Apa judul kitab Syiah yang, menurut teks tentang penentuan khalifah, mengkritisi pemilihan khalifah melalui voting dan syuro?

### Teks:

····················

Oleh: Said Assyaqofy*
Syiahindonesia.com – Kami ajak para pembaca untuk sedikit merujuk ke sejarah Rasulullah sebelum dan setelah beliau wafat.
Menurut ahlus sunnah wal jamaah ketika menjelang Rasulullah wafat umat islam kebingungan tidak tahu siapa yang akan menjadi pengganti beliau, karena tidak ada perintah langsung dari Rasulullah siapa penggantinya setelah beliau, para sahabat senior bersepakat menunjuk pengganti beliau yaitu Abu Bakar as-shidiq yang dipilih oleh para sahabat dan kaum msulimin.
Menentukan khalifah menurut ahlul sunnah wal jamaah yang telah disepakati oleh para ulama dan kaum muslimin karena tidak ada nash-nash yang sharih dan jelas dalam menentukan pemimpin dalam islam.
Berbeda dengan Syiah mereka memiliki metode dan cara tersendiri dalam menentukan khalifah dan berkeyakinan bahwa para khalifah dan pengganti Rasulullah setelah wafat sudah ada nash-nash dalam al-Qur’an dan hadits secara jelas dan sharih, mereka berkeyakinan yang ditunjukkan oleh nash-nash tersebut ialah para imam-imam mereka yang dua belas bahwa siapa saja imam atau khalifah selain dari imam mereka yang dua belas tersebut ialah bahtil dan tidak sah serta harus dicopot dari kedudukannya.
Di salah satu kitab syiah yang berjudul “MAZHAB KELIMA” terbitan Al Huda yang ditulis oleh Prof.Muhammad Husain T,penulis buku tersebut mengkritisi metode pemilihan khilafah melalui voting dan syuro yang telah dicontohkan serta disepakati oleh seluruh kaum muslimin.
Di dalam buku tersebut dijelaskan tentang tidak setujunya orang-orang Syiah dalam hal menentukan pengganti Rasulullah setelah wafat, sebagaimana disebutkan di halaman 66-69 berbunyi “pembaiatan Abu Bakar di saqifah, yang minimal sebagiannya dimotivasi oleh pertimbangan-pertimbangan politis, dan peristiwa yang dilukiskan dalam hadits “tinta dan kertas” yang terjadi pada hari-hari terakhir dari sakitnya Nabi Shallahu ‘alahi wasallam, mengungkapkan fakta bahwa orang-orang yang mengarahkan dan mendukung gerakan untuk memilih khalifah melalui proses pemilihan percaya bahwa kitab Allah harus dijaga dalam bentuk konstitusi,mereka menitikberatkan kitab Allah dan sedikit memperhatikan hadits-hadits Nabi sebagai sumber abadi dalam ajaran-ajaran Islam. Mereka tampaknya telah menerima modifikasi aspek-aspek tertentu dari ajaran-ajaran islam mengenai pemerintahan yang cocok dengan kondisi-kondisi zaman dan demi kesejahteraan umum.

····················

### Data yang Ditampilkan:
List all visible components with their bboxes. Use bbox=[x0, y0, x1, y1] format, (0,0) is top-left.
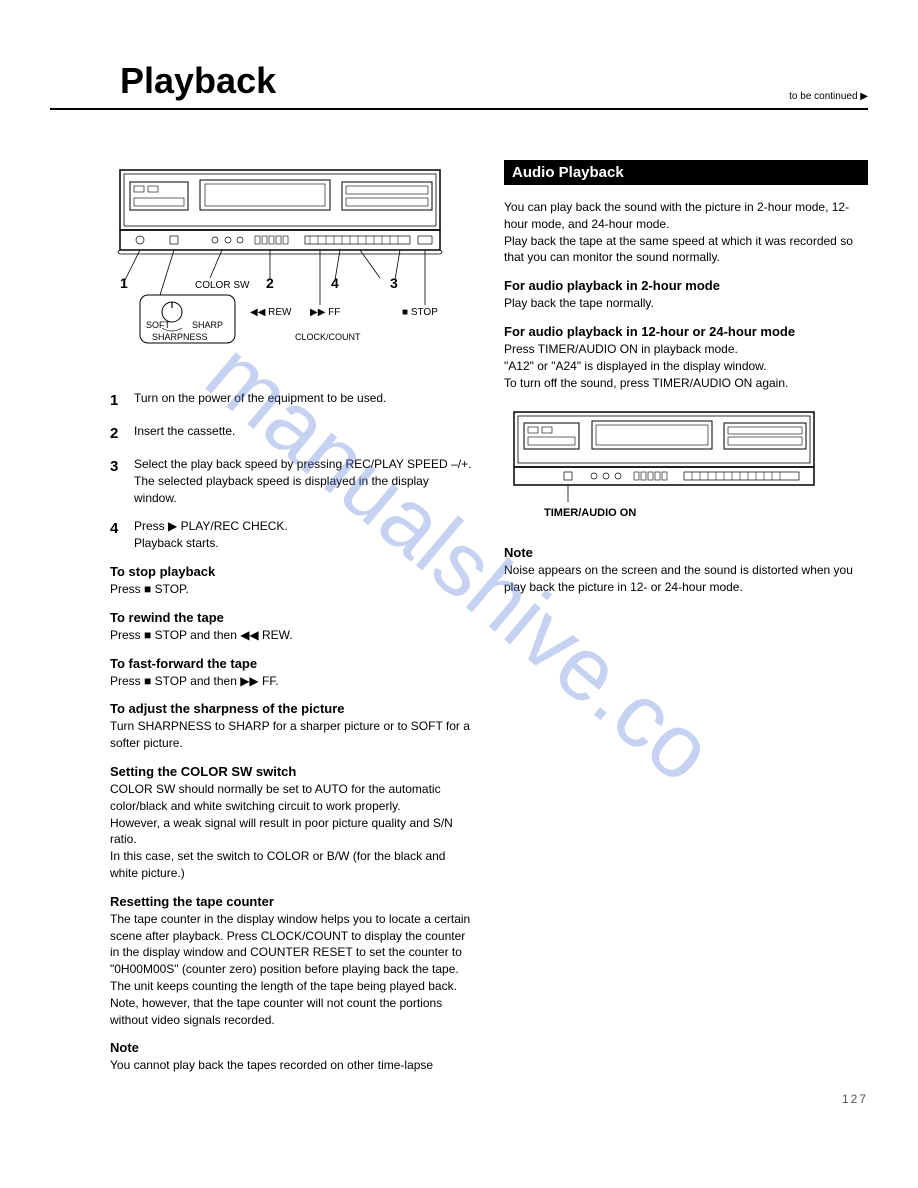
sharp-body: Turn SHARPNESS to SHARP for a sharper pi… bbox=[110, 718, 474, 752]
audio-12h-body: Press TIMER/AUDIO ON in playback mode. "… bbox=[504, 341, 868, 391]
label-sharpness: SHARPNESS bbox=[152, 332, 208, 342]
page-header: Playback to be continued ▶ bbox=[50, 60, 868, 110]
colorsw-body: COLOR SW should normally be set to AUTO … bbox=[110, 781, 474, 882]
label-colorsw: COLOR SW bbox=[195, 280, 250, 291]
stop-head: To stop playback bbox=[110, 564, 474, 579]
label-1: 1 bbox=[120, 275, 128, 291]
step-text-2: Insert the cassette. bbox=[134, 423, 235, 444]
rewind-body: Press ■ STOP and then ◀◀ REW. bbox=[110, 627, 474, 644]
page-number: 127 bbox=[842, 1092, 868, 1106]
left-note-head: Note bbox=[110, 1040, 474, 1055]
step-1: 1 Turn on the power of the equipment to … bbox=[110, 390, 474, 411]
label-4: 4 bbox=[331, 275, 339, 291]
label-clockcount: CLOCK/COUNT bbox=[295, 332, 361, 342]
step-text-3: Select the play back speed by pressing R… bbox=[134, 456, 474, 506]
colorsw-head: Setting the COLOR SW switch bbox=[110, 764, 474, 779]
step-num-4: 4 bbox=[110, 518, 124, 552]
label-ff: ▶▶ FF bbox=[310, 307, 340, 318]
step-4: 4 Press ▶ PLAY/REC CHECK. Playback start… bbox=[110, 518, 474, 552]
left-note-body: You cannot play back the tapes recorded … bbox=[110, 1057, 474, 1074]
right-column: Audio Playback You can play back the sou… bbox=[504, 160, 868, 1086]
label-3: 3 bbox=[390, 275, 398, 291]
right-note-body: Noise appears on the screen and the soun… bbox=[504, 562, 868, 596]
step-num-2: 2 bbox=[110, 423, 124, 444]
step-num-3: 3 bbox=[110, 456, 124, 506]
label-stop: ■ STOP bbox=[402, 307, 438, 318]
label-rew: ◀◀ REW bbox=[250, 307, 292, 318]
rewind-head: To rewind the tape bbox=[110, 610, 474, 625]
stop-body: Press ■ STOP. bbox=[110, 581, 474, 598]
label-soft: SOFT bbox=[146, 320, 171, 330]
step-num-1: 1 bbox=[110, 390, 124, 411]
audio-12h-head: For audio playback in 12-hour or 24-hour… bbox=[504, 324, 868, 339]
continued-label: to be continued ▶ bbox=[789, 91, 868, 102]
right-note-head: Note bbox=[504, 545, 868, 560]
step-text-1: Turn on the power of the equipment to be… bbox=[134, 390, 386, 411]
step-2: 2 Insert the cassette. bbox=[110, 423, 474, 444]
counter-body: The tape counter in the display window h… bbox=[110, 911, 474, 1029]
vcr-diagram-main: SOFT SHARP SHARPNESS 1 COLOR SW 2 4 3 ◀◀… bbox=[110, 160, 474, 360]
audio-2h-head: For audio playback in 2-hour mode bbox=[504, 278, 868, 293]
step-3: 3 Select the play back speed by pressing… bbox=[110, 456, 474, 506]
vcr-diagram-audio: TIMER/AUDIO ON bbox=[504, 407, 868, 519]
audio-playback-header: Audio Playback bbox=[504, 160, 868, 185]
timer-audio-caption: TIMER/AUDIO ON bbox=[544, 507, 868, 519]
step-text-4: Press ▶ PLAY/REC CHECK. Playback starts. bbox=[134, 518, 288, 552]
audio-intro: You can play back the sound with the pic… bbox=[504, 199, 868, 266]
ff-body: Press ■ STOP and then ▶▶ FF. bbox=[110, 673, 474, 690]
label-2: 2 bbox=[266, 275, 274, 291]
page-title: Playback bbox=[50, 60, 276, 102]
sharp-head: To adjust the sharpness of the picture bbox=[110, 701, 474, 716]
ff-head: To fast-forward the tape bbox=[110, 656, 474, 671]
counter-head: Resetting the tape counter bbox=[110, 894, 474, 909]
label-sharp: SHARP bbox=[192, 320, 223, 330]
left-column: SOFT SHARP SHARPNESS 1 COLOR SW 2 4 3 ◀◀… bbox=[50, 160, 474, 1086]
audio-2h-body: Play back the tape normally. bbox=[504, 295, 868, 312]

····················

### Jawaban:
Judul kitab itu "MAZHAB KELIMA".